Lines containing the string "экологии" are to be collected in full.
══════════════════════════════
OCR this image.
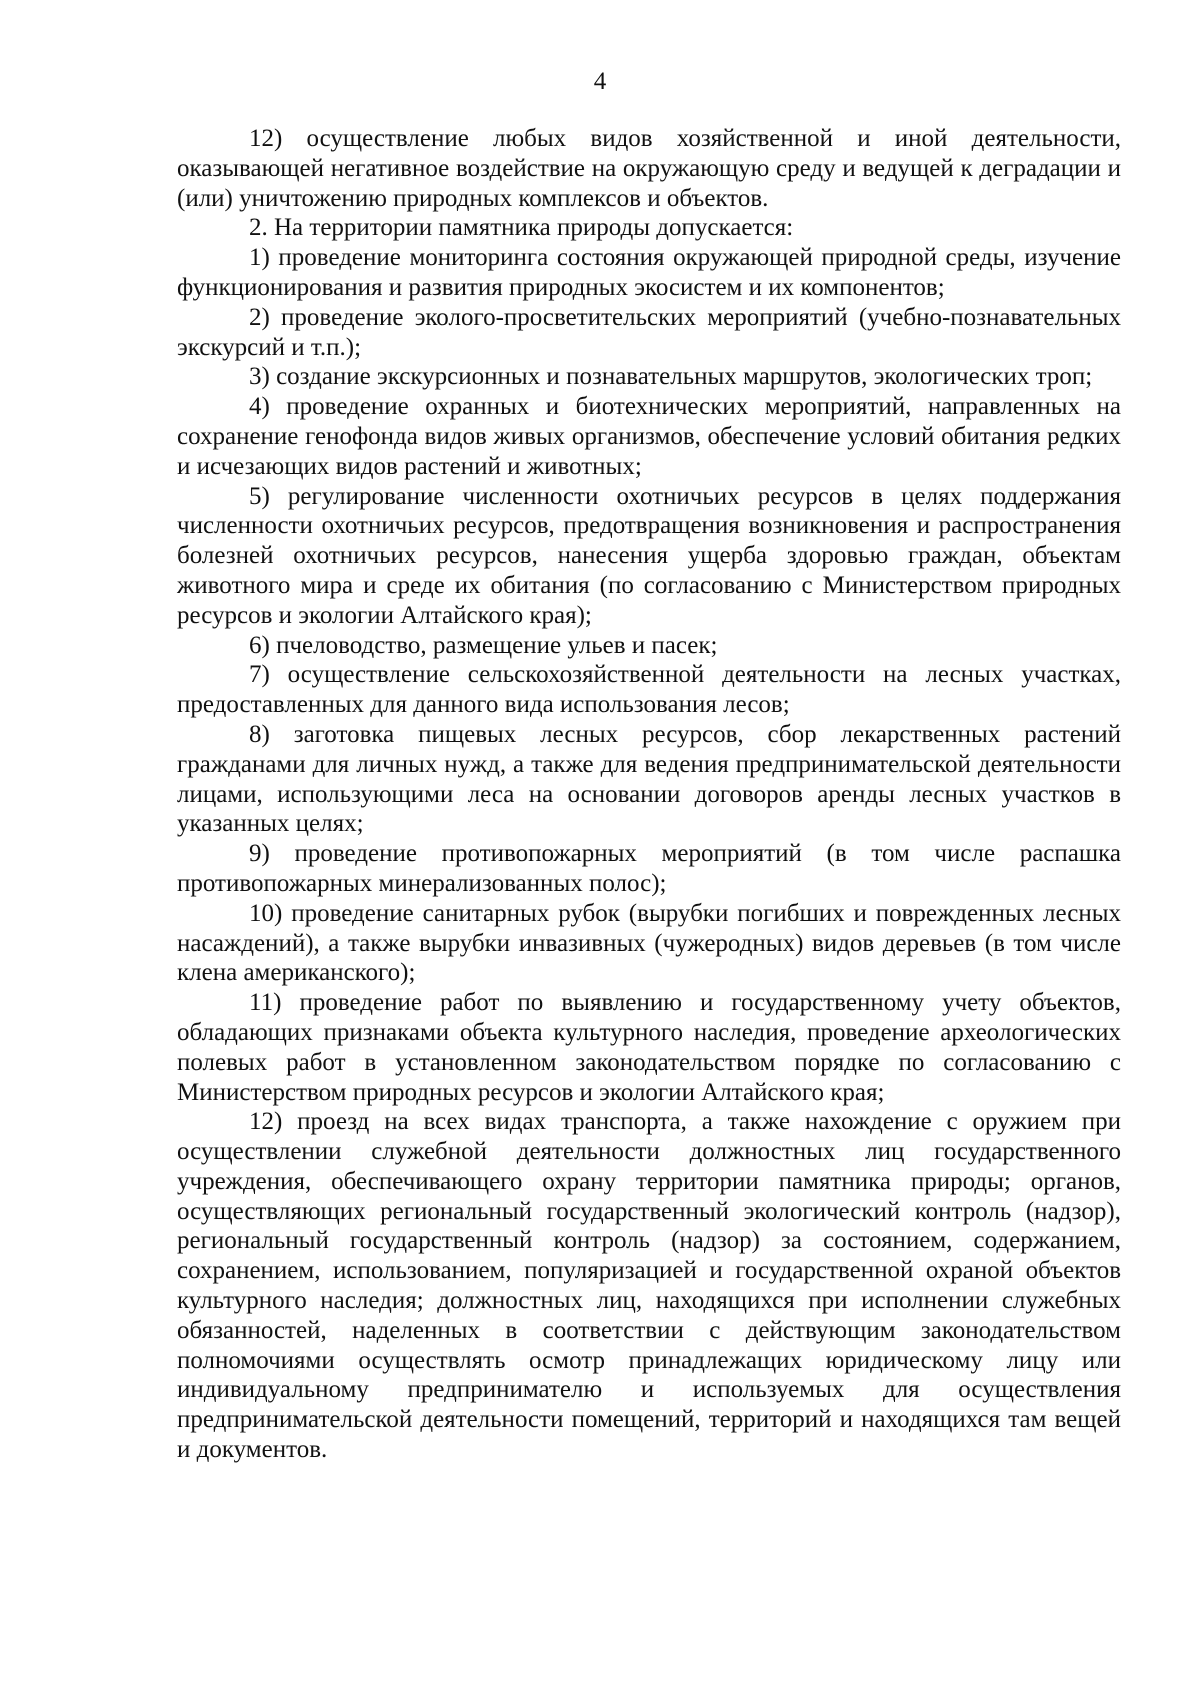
4

12) осуществление любых видов хозяйственной и иной деятельности, оказывающей негативное воздействие на окружающую среду и ведущей к деградации и (или) уничтожению природных комплексов и объектов.

2. На территории памятника природы допускается:

1) проведение мониторинга состояния окружающей природной среды, изучение функционирования и развития природных экосистем и их компонентов;

2) проведение эколого-просветительских мероприятий (учебно-познавательных экскурсий и т.п.);

3) создание экскурсионных и познавательных маршрутов, экологических троп;

4) проведение охранных и биотехнических мероприятий, направленных на сохранение генофонда видов живых организмов, обеспечение условий обитания редких и исчезающих видов растений и животных;

5) регулирование численности охотничьих ресурсов в целях поддержания численности охотничьих ресурсов, предотвращения возникновения и распространения болезней охотничьих ресурсов, нанесения ущерба здоровью граждан, объектам животного мира и среде их обитания (по согласованию с Министерством природных ресурсов и экологии Алтайского края);

6) пчеловодство, размещение ульев и пасек;

7) осуществление сельскохозяйственной деятельности на лесных участках, предоставленных для данного вида использования лесов;

8) заготовка пищевых лесных ресурсов, сбор лекарственных растений гражданами для личных нужд, а также для ведения предпринимательской деятельности лицами, использующими леса на основании договоров аренды лесных участков в указанных целях;

9) проведение противопожарных мероприятий (в том числе распашка противопожарных минерализованных полос);

10) проведение санитарных рубок (вырубки погибших и поврежденных лесных насаждений), а также вырубки инвазивных (чужеродных) видов деревьев (в том числе клена американского);

11) проведение работ по выявлению и государственному учету объектов, обладающих признаками объекта культурного наследия, проведение археологических полевых работ в установленном законодательством порядке по согласованию с Министерством природных ресурсов и экологии Алтайского края;

12) проезд на всех видах транспорта, а также нахождение с оружием при осуществлении служебной деятельности должностных лиц государственного учреждения, обеспечивающего охрану территории памятника природы; органов, осуществляющих региональный государственный экологический контроль (надзор), региональный государственный контроль (надзор) за состоянием, содержанием, сохранением, использованием, популяризацией и государственной охраной объектов культурного наследия; должностных лиц, находящихся при исполнении служебных обязанностей, наделенных в соответствии с действующим законодательством полномочиями осуществлять осмотр принадлежащих юридическому лицу или индивидуальному предпринимателю и используемых для осуществления предпринимательской деятельности помещений, территорий и находящихся там вещей и документов.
══════════════════════════════
* Solved exercise *
5) регулирование численности охотничьих ресурсов в целях поддержания численности охотничьих ресурсов, предотвращения возникновения и распространения болезней охотничьих ресурсов, нанесения ущерба здоровью граждан, объектам животного мира и среде их обитания (по согласованию с Министерством природных ресурсов и экологии Алтайского края);
11) проведение работ по выявлению и государственному учету объектов, обладающих признаками объекта культурного наследия, проведение археологических полевых работ в установленном законодательством порядке по согласованию с Министерством природных ресурсов и экологии Алтайского края;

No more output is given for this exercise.